(begin)

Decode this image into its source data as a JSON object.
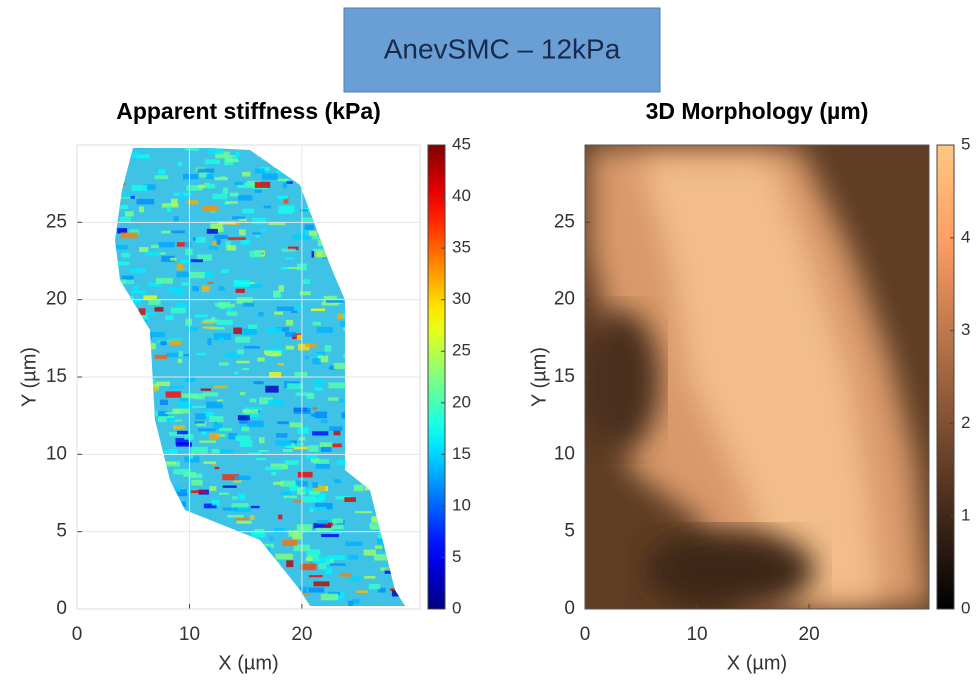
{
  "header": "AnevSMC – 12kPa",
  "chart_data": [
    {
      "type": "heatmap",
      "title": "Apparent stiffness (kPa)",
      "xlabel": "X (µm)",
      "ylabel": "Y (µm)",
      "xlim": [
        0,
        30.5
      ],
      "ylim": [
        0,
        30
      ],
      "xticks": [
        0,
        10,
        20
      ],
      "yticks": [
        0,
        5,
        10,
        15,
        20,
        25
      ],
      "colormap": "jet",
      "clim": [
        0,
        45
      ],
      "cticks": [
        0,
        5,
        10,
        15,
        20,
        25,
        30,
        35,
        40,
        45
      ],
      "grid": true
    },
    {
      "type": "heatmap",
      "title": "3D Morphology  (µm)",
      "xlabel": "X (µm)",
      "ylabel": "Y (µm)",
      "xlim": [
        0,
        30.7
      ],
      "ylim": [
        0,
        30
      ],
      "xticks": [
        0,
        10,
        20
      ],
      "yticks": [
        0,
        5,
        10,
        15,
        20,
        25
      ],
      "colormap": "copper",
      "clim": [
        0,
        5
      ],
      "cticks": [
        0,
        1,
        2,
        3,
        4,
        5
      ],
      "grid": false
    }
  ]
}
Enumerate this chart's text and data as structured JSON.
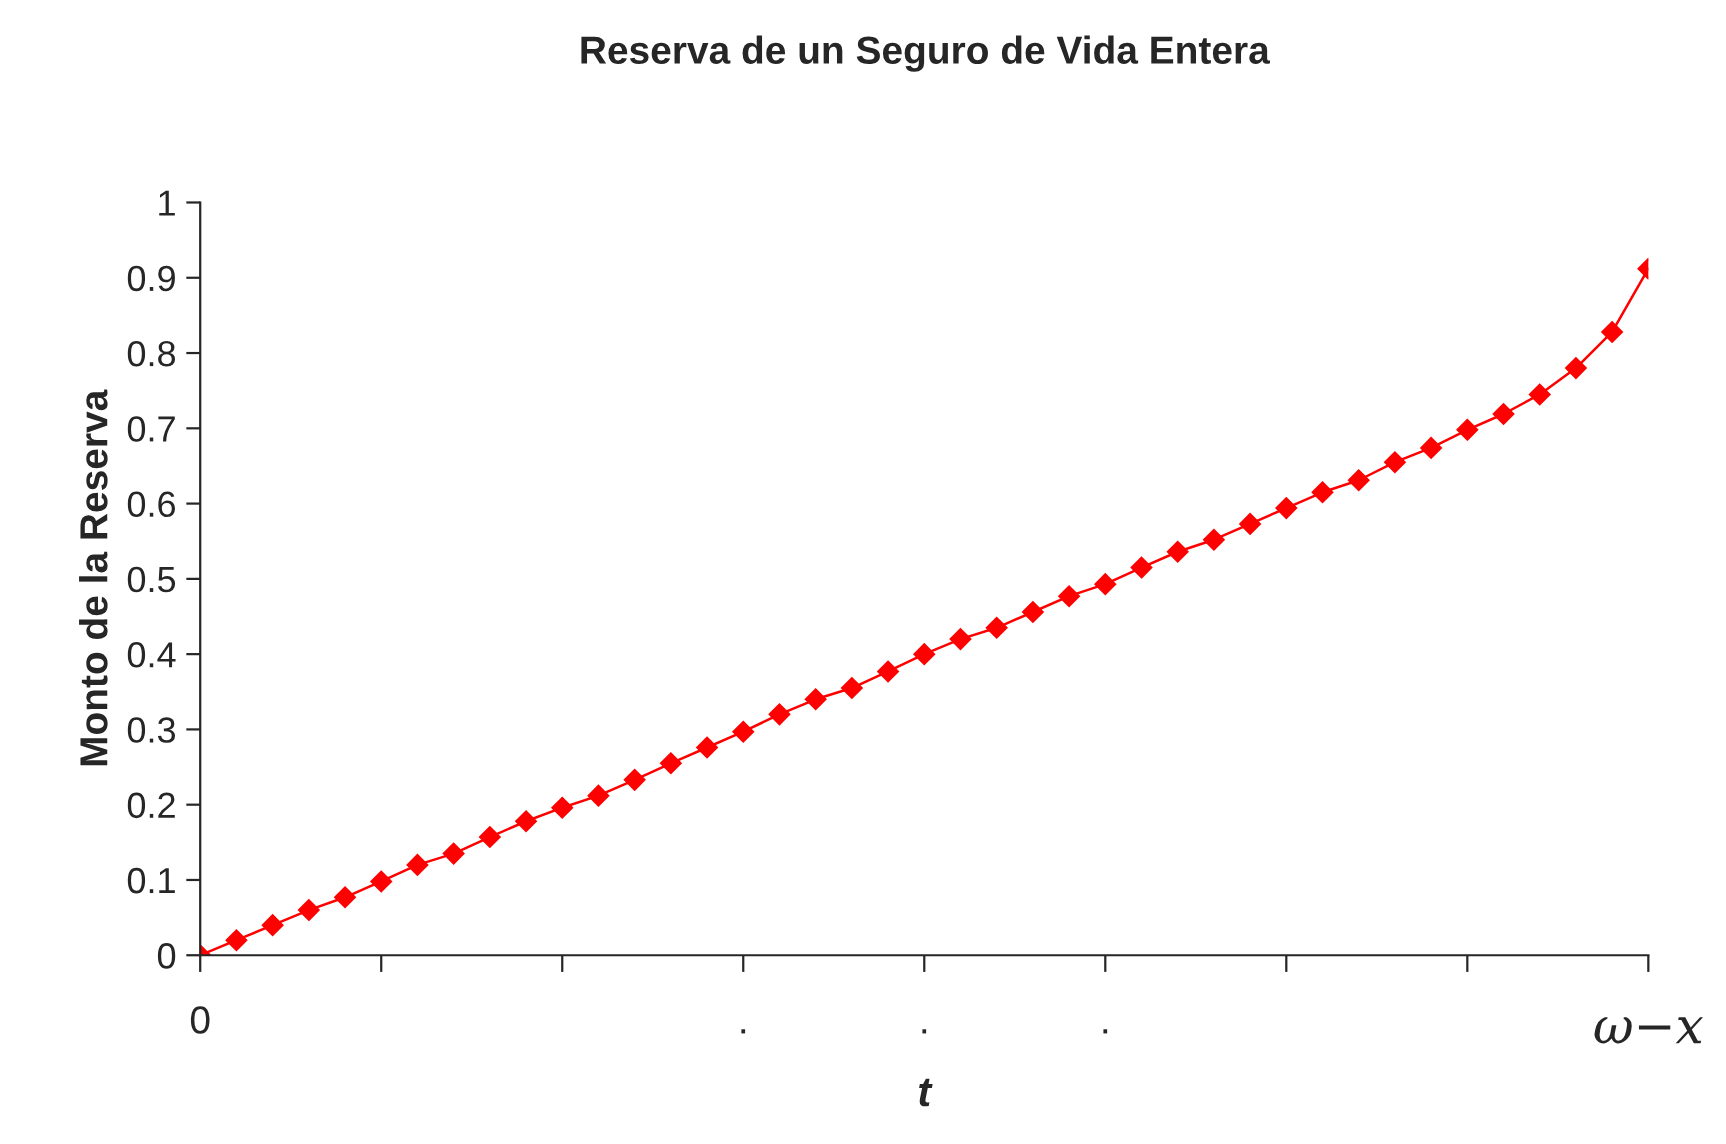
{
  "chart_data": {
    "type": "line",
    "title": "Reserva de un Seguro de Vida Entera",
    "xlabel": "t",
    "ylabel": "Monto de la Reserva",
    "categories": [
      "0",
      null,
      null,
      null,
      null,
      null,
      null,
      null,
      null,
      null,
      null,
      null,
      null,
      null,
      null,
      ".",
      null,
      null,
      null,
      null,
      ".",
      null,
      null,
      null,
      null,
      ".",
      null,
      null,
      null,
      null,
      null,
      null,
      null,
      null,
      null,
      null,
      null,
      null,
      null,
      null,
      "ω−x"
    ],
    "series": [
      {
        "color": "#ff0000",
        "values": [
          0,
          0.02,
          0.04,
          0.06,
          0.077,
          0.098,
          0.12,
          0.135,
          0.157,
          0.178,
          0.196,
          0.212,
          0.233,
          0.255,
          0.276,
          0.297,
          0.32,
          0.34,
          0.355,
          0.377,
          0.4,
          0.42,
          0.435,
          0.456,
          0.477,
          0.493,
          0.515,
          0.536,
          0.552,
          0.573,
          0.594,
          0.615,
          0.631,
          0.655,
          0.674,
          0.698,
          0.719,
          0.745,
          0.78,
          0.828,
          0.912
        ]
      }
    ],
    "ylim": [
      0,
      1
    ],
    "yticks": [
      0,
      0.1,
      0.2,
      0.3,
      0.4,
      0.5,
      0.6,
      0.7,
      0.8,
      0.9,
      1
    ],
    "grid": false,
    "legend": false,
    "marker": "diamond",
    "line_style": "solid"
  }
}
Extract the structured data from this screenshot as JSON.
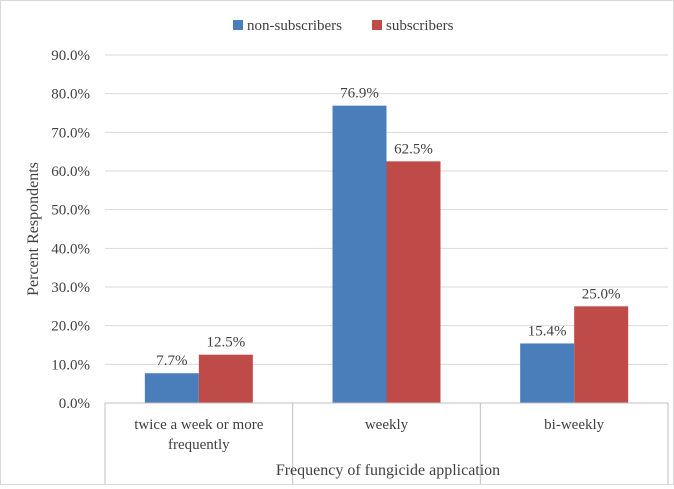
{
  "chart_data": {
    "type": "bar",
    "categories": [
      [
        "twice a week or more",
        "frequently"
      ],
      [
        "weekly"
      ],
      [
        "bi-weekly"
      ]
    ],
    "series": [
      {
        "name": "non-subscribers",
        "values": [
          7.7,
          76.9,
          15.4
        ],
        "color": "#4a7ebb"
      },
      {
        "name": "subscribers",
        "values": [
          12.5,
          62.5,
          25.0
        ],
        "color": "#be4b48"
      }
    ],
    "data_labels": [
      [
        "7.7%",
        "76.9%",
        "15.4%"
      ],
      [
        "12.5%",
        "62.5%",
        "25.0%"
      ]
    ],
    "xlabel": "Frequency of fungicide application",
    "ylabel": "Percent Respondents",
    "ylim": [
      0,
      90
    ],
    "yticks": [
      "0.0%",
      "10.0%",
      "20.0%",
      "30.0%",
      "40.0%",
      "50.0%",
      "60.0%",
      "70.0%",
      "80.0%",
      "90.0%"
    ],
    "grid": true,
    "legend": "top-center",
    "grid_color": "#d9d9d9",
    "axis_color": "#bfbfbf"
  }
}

(end)

● Task prompt: Write out every line above exactly as it is, leaving out the pictures.

● Result of this exercise:
Decode this image into its source data as a JSON object.
{
  "header": "AnevSMC – 12kPa",
  "chart_data": [
    {
      "type": "heatmap",
      "title": "Apparent stiffness (kPa)",
      "xlabel": "X (µm)",
      "ylabel": "Y (µm)",
      "xlim": [
        0,
        30.5
      ],
      "ylim": [
        0,
        30
      ],
      "xticks": [
        0,
        10,
        20
      ],
      "yticks": [
        0,
        5,
        10,
        15,
        20,
        25
      ],
      "colormap": "jet",
      "clim": [
        0,
        45
      ],
      "cticks": [
        0,
        5,
        10,
        15,
        20,
        25,
        30,
        35,
        40,
        45
      ],
      "grid": true
    },
    {
      "type": "heatmap",
      "title": "3D Morphology  (µm)",
      "xlabel": "X (µm)",
      "ylabel": "Y (µm)",
      "xlim": [
        0,
        30.7
      ],
      "ylim": [
        0,
        30
      ],
      "xticks": [
        0,
        10,
        20
      ],
      "yticks": [
        0,
        5,
        10,
        15,
        20,
        25
      ],
      "colormap": "copper",
      "clim": [
        0,
        5
      ],
      "cticks": [
        0,
        1,
        2,
        3,
        4,
        5
      ],
      "grid": false
    }
  ]
}
Enumerate this chart's text and data as structured JSON.
{
  "chart_data": {
    "type": "line",
    "title": "Reserva de un Seguro de Vida Entera",
    "xlabel": "t",
    "ylabel": "Monto de la Reserva",
    "categories": [
      "0",
      null,
      null,
      null,
      null,
      null,
      null,
      null,
      null,
      null,
      null,
      null,
      null,
      null,
      null,
      ".",
      null,
      null,
      null,
      null,
      ".",
      null,
      null,
      null,
      null,
      ".",
      null,
      null,
      null,
      null,
      null,
      null,
      null,
      null,
      null,
      null,
      null,
      null,
      null,
      null,
      "ω−x"
    ],
    "series": [
      {
        "color": "#ff0000",
        "values": [
          0,
          0.02,
          0.04,
          0.06,
          0.077,
          0.098,
          0.12,
          0.135,
          0.157,
          0.178,
          0.196,
          0.212,
          0.233,
          0.255,
          0.276,
          0.297,
          0.32,
          0.34,
          0.355,
          0.377,
          0.4,
          0.42,
          0.435,
          0.456,
          0.477,
          0.493,
          0.515,
          0.536,
          0.552,
          0.573,
          0.594,
          0.615,
          0.631,
          0.655,
          0.674,
          0.698,
          0.719,
          0.745,
          0.78,
          0.828,
          0.912
        ]
      }
    ],
    "ylim": [
      0,
      1
    ],
    "yticks": [
      0,
      0.1,
      0.2,
      0.3,
      0.4,
      0.5,
      0.6,
      0.7,
      0.8,
      0.9,
      1
    ],
    "grid": false,
    "legend": false,
    "marker": "diamond",
    "line_style": "solid"
  }
}
Extract the structured data from this screenshot as JSON.
{
  "chart_data": {
    "type": "bar",
    "categories": [
      [
        "twice a week or more",
        "frequently"
      ],
      [
        "weekly"
      ],
      [
        "bi-weekly"
      ]
    ],
    "series": [
      {
        "name": "non-subscribers",
        "values": [
          7.7,
          76.9,
          15.4
        ],
        "color": "#4a7ebb"
      },
      {
        "name": "subscribers",
        "values": [
          12.5,
          62.5,
          25.0
        ],
        "color": "#be4b48"
      }
    ],
    "data_labels": [
      [
        "7.7%",
        "76.9%",
        "15.4%"
      ],
      [
        "12.5%",
        "62.5%",
        "25.0%"
      ]
    ],
    "xlabel": "Frequency of fungicide application",
    "ylabel": "Percent Respondents",
    "ylim": [
      0,
      90
    ],
    "yticks": [
      "0.0%",
      "10.0%",
      "20.0%",
      "30.0%",
      "40.0%",
      "50.0%",
      "60.0%",
      "70.0%",
      "80.0%",
      "90.0%"
    ],
    "grid": true,
    "legend": "top-center",
    "grid_color": "#d9d9d9",
    "axis_color": "#bfbfbf"
  }
}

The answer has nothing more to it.